[Stored entries]
===

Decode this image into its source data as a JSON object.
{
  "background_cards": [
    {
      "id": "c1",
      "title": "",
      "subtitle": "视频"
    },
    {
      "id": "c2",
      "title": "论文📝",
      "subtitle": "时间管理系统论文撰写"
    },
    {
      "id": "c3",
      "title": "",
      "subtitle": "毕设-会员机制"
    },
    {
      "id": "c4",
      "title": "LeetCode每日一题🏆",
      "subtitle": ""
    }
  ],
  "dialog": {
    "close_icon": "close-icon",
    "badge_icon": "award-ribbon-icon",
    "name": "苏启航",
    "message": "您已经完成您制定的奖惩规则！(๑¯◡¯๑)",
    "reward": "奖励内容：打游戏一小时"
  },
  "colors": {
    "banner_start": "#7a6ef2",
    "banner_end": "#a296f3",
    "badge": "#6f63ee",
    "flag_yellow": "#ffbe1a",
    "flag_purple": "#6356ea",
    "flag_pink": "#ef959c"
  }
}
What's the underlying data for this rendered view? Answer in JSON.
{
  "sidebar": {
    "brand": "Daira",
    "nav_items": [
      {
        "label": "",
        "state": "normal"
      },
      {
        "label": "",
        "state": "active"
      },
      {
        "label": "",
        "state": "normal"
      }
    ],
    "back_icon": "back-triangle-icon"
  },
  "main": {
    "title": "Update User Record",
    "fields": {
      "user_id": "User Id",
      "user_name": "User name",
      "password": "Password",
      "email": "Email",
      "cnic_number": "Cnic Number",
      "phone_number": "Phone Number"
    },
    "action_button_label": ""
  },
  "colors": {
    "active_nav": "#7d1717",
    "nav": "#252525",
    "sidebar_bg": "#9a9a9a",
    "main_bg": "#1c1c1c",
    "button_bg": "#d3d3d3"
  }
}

===

● WORK TO COMPLETE: Only lines with the word "data" should be collected from the material.

● WRITTEN SOLUTION:
Decode this image into its source data as a JSON object.
What's the underlying data for this rendered view? Answer in JSON.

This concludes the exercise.